### [Stated task]
Write out the whole listing, matching it exactly.

### [Raw records]
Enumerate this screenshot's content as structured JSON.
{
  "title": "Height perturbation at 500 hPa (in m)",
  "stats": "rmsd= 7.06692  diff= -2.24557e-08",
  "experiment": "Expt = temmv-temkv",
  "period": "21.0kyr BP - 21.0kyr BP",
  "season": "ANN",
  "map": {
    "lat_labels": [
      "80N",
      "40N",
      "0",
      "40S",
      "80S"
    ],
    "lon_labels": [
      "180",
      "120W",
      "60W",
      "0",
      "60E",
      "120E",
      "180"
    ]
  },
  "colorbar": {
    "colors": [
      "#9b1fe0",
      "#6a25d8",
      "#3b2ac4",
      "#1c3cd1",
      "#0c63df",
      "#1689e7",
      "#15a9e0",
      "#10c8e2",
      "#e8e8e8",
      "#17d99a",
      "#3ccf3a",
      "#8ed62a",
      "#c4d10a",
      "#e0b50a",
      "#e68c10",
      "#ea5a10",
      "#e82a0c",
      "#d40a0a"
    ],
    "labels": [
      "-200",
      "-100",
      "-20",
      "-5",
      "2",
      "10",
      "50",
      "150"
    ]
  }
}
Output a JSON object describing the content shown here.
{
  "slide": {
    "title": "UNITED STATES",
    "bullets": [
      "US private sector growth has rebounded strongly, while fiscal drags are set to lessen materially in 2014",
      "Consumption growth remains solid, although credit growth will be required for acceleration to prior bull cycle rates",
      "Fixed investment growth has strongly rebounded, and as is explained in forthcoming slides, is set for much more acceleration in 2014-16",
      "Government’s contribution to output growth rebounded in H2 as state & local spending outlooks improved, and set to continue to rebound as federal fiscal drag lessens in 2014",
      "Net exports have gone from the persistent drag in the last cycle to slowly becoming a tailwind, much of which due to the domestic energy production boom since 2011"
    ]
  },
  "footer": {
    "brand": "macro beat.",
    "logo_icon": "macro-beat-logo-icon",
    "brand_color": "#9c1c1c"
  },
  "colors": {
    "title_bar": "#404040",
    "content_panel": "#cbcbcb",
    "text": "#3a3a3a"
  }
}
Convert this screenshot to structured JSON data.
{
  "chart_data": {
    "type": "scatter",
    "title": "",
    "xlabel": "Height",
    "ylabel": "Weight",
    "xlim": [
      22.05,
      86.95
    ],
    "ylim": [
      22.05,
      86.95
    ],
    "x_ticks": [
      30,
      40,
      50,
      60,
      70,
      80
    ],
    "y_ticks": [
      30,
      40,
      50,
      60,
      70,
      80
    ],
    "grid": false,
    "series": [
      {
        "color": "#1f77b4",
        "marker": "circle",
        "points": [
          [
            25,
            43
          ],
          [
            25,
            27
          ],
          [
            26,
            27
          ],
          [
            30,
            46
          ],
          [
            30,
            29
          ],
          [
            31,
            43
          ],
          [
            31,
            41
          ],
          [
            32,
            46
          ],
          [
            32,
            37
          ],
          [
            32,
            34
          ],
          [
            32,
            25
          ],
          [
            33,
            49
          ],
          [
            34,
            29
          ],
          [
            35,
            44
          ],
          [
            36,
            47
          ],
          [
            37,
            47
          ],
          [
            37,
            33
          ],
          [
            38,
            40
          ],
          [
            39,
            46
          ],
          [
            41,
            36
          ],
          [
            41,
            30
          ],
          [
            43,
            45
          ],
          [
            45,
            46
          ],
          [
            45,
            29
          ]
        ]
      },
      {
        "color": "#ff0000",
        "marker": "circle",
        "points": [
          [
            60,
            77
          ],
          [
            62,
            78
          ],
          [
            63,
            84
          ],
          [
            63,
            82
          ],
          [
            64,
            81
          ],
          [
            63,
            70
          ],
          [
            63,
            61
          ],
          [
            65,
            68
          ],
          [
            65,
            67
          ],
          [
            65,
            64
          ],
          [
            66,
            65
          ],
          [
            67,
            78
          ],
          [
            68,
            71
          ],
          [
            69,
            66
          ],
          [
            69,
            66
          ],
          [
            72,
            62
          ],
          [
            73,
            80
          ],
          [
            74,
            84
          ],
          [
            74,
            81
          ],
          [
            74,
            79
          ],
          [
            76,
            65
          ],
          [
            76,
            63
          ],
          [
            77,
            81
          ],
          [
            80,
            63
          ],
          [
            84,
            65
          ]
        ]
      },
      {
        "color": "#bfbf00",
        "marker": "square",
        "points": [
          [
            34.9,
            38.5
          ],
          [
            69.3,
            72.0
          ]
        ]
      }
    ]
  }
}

### [Exercise result]
Enumerate this screenshot's content as structured JSON.
{
  "title": "Height perturbation at 500 hPa (in m)",
  "stats": "rmsd= 7.06692  diff= -2.24557e-08",
  "experiment": "Expt = temmv-temkv",
  "period": "21.0kyr BP - 21.0kyr BP",
  "season": "ANN",
  "map": {
    "lat_labels": [
      "80N",
      "40N",
      "0",
      "40S",
      "80S"
    ],
    "lon_labels": [
      "180",
      "120W",
      "60W",
      "0",
      "60E",
      "120E",
      "180"
    ]
  },
  "colorbar": {
    "colors": [
      "#9b1fe0",
      "#6a25d8",
      "#3b2ac4",
      "#1c3cd1",
      "#0c63df",
      "#1689e7",
      "#15a9e0",
      "#10c8e2",
      "#e8e8e8",
      "#17d99a",
      "#3ccf3a",
      "#8ed62a",
      "#c4d10a",
      "#e0b50a",
      "#e68c10",
      "#ea5a10",
      "#e82a0c",
      "#d40a0a"
    ],
    "labels": [
      "-200",
      "-100",
      "-20",
      "-5",
      "2",
      "10",
      "50",
      "150"
    ]
  }
}
Output a JSON object describing the content shown here.
{
  "slide": {
    "title": "UNITED STATES",
    "bullets": [
      "US private sector growth has rebounded strongly, while fiscal drags are set to lessen materially in 2014",
      "Consumption growth remains solid, although credit growth will be required for acceleration to prior bull cycle rates",
      "Fixed investment growth has strongly rebounded, and as is explained in forthcoming slides, is set for much more acceleration in 2014-16",
      "Government’s contribution to output growth rebounded in H2 as state & local spending outlooks improved, and set to continue to rebound as federal fiscal drag lessens in 2014",
      "Net exports have gone from the persistent drag in the last cycle to slowly becoming a tailwind, much of which due to the domestic energy production boom since 2011"
    ]
  },
  "footer": {
    "brand": "macro beat.",
    "logo_icon": "macro-beat-logo-icon",
    "brand_color": "#9c1c1c"
  },
  "colors": {
    "title_bar": "#404040",
    "content_panel": "#cbcbcb",
    "text": "#3a3a3a"
  }
}
Convert this screenshot to structured JSON data.
{
  "chart_data": {
    "type": "scatter",
    "title": "",
    "xlabel": "Height",
    "ylabel": "Weight",
    "xlim": [
      22.05,
      86.95
    ],
    "ylim": [
      22.05,
      86.95
    ],
    "x_ticks": [
      30,
      40,
      50,
      60,
      70,
      80
    ],
    "y_ticks": [
      30,
      40,
      50,
      60,
      70,
      80
    ],
    "grid": false,
    "series": [
      {
        "color": "#1f77b4",
        "marker": "circle",
        "points": [
          [
            25,
            43
          ],
          [
            25,
            27
          ],
          [
            26,
            27
          ],
          [
            30,
            46
          ],
          [
            30,
            29
          ],
          [
            31,
            43
          ],
          [
            31,
            41
          ],
          [
            32,
            46
          ],
          [
            32,
            37
          ],
          [
            32,
            34
          ],
          [
            32,
            25
          ],
          [
            33,
            49
          ],
          [
            34,
            29
          ],
          [
            35,
            44
          ],
          [
            36,
            47
          ],
          [
            37,
            47
          ],
          [
            37,
            33
          ],
          [
            38,
            40
          ],
          [
            39,
            46
          ],
          [
            41,
            36
          ],
          [
            41,
            30
          ],
          [
            43,
            45
          ],
          [
            45,
            46
          ],
          [
            45,
            29
          ]
        ]
      },
      {
        "color": "#ff0000",
        "marker": "circle",
        "points": [
          [
            60,
            77
          ],
          [
            62,
            78
          ],
          [
            63,
            84
          ],
          [
            63,
            82
          ],
          [
            64,
            81
          ],
          [
            63,
            70
          ],
          [
            63,
            61
          ],
          [
            65,
            68
          ],
          [
            65,
            67
          ],
          [
            65,
            64
          ],
          [
            66,
            65
          ],
          [
            67,
            78
          ],
          [
            68,
            71
          ],
          [
            69,
            66
          ],
          [
            69,
            66
          ],
          [
            72,
            62
          ],
          [
            73,
            80
          ],
          [
            74,
            84
          ],
          [
            74,
            81
          ],
          [
            74,
            79
          ],
          [
            76,
            65
          ],
          [
            76,
            63
          ],
          [
            77,
            81
          ],
          [
            80,
            63
          ],
          [
            84,
            65
          ]
        ]
      },
      {
        "color": "#bfbf00",
        "marker": "square",
        "points": [
          [
            34.9,
            38.5
          ],
          [
            69.3,
            72.0
          ]
        ]
      }
    ]
  }
}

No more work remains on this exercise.